## BEGIN

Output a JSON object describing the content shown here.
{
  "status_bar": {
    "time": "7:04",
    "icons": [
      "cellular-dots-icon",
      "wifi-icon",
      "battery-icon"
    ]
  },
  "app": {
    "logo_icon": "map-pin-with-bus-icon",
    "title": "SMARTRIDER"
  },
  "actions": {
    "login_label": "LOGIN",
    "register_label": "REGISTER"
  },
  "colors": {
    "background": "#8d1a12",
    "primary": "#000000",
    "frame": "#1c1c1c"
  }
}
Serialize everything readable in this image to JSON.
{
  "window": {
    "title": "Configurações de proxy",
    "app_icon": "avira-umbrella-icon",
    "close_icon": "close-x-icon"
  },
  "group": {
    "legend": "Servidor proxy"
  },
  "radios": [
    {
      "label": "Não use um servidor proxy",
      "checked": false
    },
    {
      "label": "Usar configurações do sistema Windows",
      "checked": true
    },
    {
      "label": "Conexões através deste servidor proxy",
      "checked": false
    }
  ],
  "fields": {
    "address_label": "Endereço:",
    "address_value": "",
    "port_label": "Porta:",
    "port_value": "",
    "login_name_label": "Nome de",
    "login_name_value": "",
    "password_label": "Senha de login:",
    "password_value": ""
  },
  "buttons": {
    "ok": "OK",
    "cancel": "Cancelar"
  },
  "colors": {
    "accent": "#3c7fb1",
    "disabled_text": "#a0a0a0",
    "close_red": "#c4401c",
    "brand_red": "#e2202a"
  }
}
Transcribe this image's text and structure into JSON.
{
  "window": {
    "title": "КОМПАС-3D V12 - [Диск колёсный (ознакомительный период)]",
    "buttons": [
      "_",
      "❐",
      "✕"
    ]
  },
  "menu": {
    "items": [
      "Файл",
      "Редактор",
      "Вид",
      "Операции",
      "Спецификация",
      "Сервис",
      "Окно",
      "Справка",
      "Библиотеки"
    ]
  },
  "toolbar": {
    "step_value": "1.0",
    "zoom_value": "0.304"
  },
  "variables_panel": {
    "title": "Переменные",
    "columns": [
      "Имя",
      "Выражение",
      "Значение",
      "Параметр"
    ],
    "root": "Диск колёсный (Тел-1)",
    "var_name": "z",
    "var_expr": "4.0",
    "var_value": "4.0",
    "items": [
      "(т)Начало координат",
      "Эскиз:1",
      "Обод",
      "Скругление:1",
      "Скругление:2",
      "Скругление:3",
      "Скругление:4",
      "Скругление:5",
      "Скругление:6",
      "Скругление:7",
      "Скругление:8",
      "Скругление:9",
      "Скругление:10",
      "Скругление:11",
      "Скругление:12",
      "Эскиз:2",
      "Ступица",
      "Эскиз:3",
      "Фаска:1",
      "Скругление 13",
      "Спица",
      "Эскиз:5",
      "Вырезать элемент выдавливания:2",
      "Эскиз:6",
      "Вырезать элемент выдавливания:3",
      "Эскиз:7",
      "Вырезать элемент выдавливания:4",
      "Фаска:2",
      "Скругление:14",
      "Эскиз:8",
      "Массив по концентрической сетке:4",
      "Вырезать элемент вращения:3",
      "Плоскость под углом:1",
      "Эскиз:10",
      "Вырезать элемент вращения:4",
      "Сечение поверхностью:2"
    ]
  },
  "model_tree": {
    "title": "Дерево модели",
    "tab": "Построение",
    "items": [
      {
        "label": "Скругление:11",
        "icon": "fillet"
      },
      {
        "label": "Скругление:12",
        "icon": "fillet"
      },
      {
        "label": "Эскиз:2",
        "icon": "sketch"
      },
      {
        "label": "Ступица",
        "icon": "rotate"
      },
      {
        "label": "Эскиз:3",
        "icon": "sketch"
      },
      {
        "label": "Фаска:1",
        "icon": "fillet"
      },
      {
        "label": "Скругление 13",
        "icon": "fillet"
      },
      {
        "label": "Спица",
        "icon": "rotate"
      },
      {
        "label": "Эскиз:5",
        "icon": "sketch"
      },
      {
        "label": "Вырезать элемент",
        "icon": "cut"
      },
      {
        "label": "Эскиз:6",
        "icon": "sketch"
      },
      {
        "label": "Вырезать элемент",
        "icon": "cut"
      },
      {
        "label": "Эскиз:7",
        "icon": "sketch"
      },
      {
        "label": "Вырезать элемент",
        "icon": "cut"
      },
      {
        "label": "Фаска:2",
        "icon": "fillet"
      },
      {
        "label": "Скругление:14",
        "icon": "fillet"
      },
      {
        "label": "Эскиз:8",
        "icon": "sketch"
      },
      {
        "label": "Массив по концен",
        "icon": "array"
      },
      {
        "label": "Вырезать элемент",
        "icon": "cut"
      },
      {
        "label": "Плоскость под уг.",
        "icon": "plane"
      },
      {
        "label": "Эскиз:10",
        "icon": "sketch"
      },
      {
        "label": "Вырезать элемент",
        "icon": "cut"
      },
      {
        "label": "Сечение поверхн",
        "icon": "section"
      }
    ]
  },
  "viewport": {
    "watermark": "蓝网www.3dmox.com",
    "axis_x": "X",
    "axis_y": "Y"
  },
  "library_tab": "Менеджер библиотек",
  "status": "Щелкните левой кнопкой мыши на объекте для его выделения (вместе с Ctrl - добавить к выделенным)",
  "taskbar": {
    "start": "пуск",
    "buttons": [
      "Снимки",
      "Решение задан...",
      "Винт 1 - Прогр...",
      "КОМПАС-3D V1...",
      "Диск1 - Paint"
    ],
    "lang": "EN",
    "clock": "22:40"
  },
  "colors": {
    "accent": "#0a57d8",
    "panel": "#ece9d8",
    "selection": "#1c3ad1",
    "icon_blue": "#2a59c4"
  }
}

## END

§ **Task**
Extract all of the data above without altering anything.

§ **Answer to this exercise**
Output a JSON object describing the content shown here.
{
  "status_bar": {
    "time": "7:04",
    "icons": [
      "cellular-dots-icon",
      "wifi-icon",
      "battery-icon"
    ]
  },
  "app": {
    "logo_icon": "map-pin-with-bus-icon",
    "title": "SMARTRIDER"
  },
  "actions": {
    "login_label": "LOGIN",
    "register_label": "REGISTER"
  },
  "colors": {
    "background": "#8d1a12",
    "primary": "#000000",
    "frame": "#1c1c1c"
  }
}
Serialize everything readable in this image to JSON.
{
  "window": {
    "title": "Configurações de proxy",
    "app_icon": "avira-umbrella-icon",
    "close_icon": "close-x-icon"
  },
  "group": {
    "legend": "Servidor proxy"
  },
  "radios": [
    {
      "label": "Não use um servidor proxy",
      "checked": false
    },
    {
      "label": "Usar configurações do sistema Windows",
      "checked": true
    },
    {
      "label": "Conexões através deste servidor proxy",
      "checked": false
    }
  ],
  "fields": {
    "address_label": "Endereço:",
    "address_value": "",
    "port_label": "Porta:",
    "port_value": "",
    "login_name_label": "Nome de",
    "login_name_value": "",
    "password_label": "Senha de login:",
    "password_value": ""
  },
  "buttons": {
    "ok": "OK",
    "cancel": "Cancelar"
  },
  "colors": {
    "accent": "#3c7fb1",
    "disabled_text": "#a0a0a0",
    "close_red": "#c4401c",
    "brand_red": "#e2202a"
  }
}
Transcribe this image's text and structure into JSON.
{
  "window": {
    "title": "КОМПАС-3D V12 - [Диск колёсный (ознакомительный период)]",
    "buttons": [
      "_",
      "❐",
      "✕"
    ]
  },
  "menu": {
    "items": [
      "Файл",
      "Редактор",
      "Вид",
      "Операции",
      "Спецификация",
      "Сервис",
      "Окно",
      "Справка",
      "Библиотеки"
    ]
  },
  "toolbar": {
    "step_value": "1.0",
    "zoom_value": "0.304"
  },
  "variables_panel": {
    "title": "Переменные",
    "columns": [
      "Имя",
      "Выражение",
      "Значение",
      "Параметр"
    ],
    "root": "Диск колёсный (Тел-1)",
    "var_name": "z",
    "var_expr": "4.0",
    "var_value": "4.0",
    "items": [
      "(т)Начало координат",
      "Эскиз:1",
      "Обод",
      "Скругление:1",
      "Скругление:2",
      "Скругление:3",
      "Скругление:4",
      "Скругление:5",
      "Скругление:6",
      "Скругление:7",
      "Скругление:8",
      "Скругление:9",
      "Скругление:10",
      "Скругление:11",
      "Скругление:12",
      "Эскиз:2",
      "Ступица",
      "Эскиз:3",
      "Фаска:1",
      "Скругление 13",
      "Спица",
      "Эскиз:5",
      "Вырезать элемент выдавливания:2",
      "Эскиз:6",
      "Вырезать элемент выдавливания:3",
      "Эскиз:7",
      "Вырезать элемент выдавливания:4",
      "Фаска:2",
      "Скругление:14",
      "Эскиз:8",
      "Массив по концентрической сетке:4",
      "Вырезать элемент вращения:3",
      "Плоскость под углом:1",
      "Эскиз:10",
      "Вырезать элемент вращения:4",
      "Сечение поверхностью:2"
    ]
  },
  "model_tree": {
    "title": "Дерево модели",
    "tab": "Построение",
    "items": [
      {
        "label": "Скругление:11",
        "icon": "fillet"
      },
      {
        "label": "Скругление:12",
        "icon": "fillet"
      },
      {
        "label": "Эскиз:2",
        "icon": "sketch"
      },
      {
        "label": "Ступица",
        "icon": "rotate"
      },
      {
        "label": "Эскиз:3",
        "icon": "sketch"
      },
      {
        "label": "Фаска:1",
        "icon": "fillet"
      },
      {
        "label": "Скругление 13",
        "icon": "fillet"
      },
      {
        "label": "Спица",
        "icon": "rotate"
      },
      {
        "label": "Эскиз:5",
        "icon": "sketch"
      },
      {
        "label": "Вырезать элемент",
        "icon": "cut"
      },
      {
        "label": "Эскиз:6",
        "icon": "sketch"
      },
      {
        "label": "Вырезать элемент",
        "icon": "cut"
      },
      {
        "label": "Эскиз:7",
        "icon": "sketch"
      },
      {
        "label": "Вырезать элемент",
        "icon": "cut"
      },
      {
        "label": "Фаска:2",
        "icon": "fillet"
      },
      {
        "label": "Скругление:14",
        "icon": "fillet"
      },
      {
        "label": "Эскиз:8",
        "icon": "sketch"
      },
      {
        "label": "Массив по концен",
        "icon": "array"
      },
      {
        "label": "Вырезать элемент",
        "icon": "cut"
      },
      {
        "label": "Плоскость под уг.",
        "icon": "plane"
      },
      {
        "label": "Эскиз:10",
        "icon": "sketch"
      },
      {
        "label": "Вырезать элемент",
        "icon": "cut"
      },
      {
        "label": "Сечение поверхн",
        "icon": "section"
      }
    ]
  },
  "viewport": {
    "watermark": "蓝网www.3dmox.com",
    "axis_x": "X",
    "axis_y": "Y"
  },
  "library_tab": "Менеджер библиотек",
  "status": "Щелкните левой кнопкой мыши на объекте для его выделения (вместе с Ctrl - добавить к выделенным)",
  "taskbar": {
    "start": "пуск",
    "buttons": [
      "Снимки",
      "Решение задан...",
      "Винт 1 - Прогр...",
      "КОМПАС-3D V1...",
      "Диск1 - Paint"
    ],
    "lang": "EN",
    "clock": "22:40"
  },
  "colors": {
    "accent": "#0a57d8",
    "panel": "#ece9d8",
    "selection": "#1c3ad1",
    "icon_blue": "#2a59c4"
  }
}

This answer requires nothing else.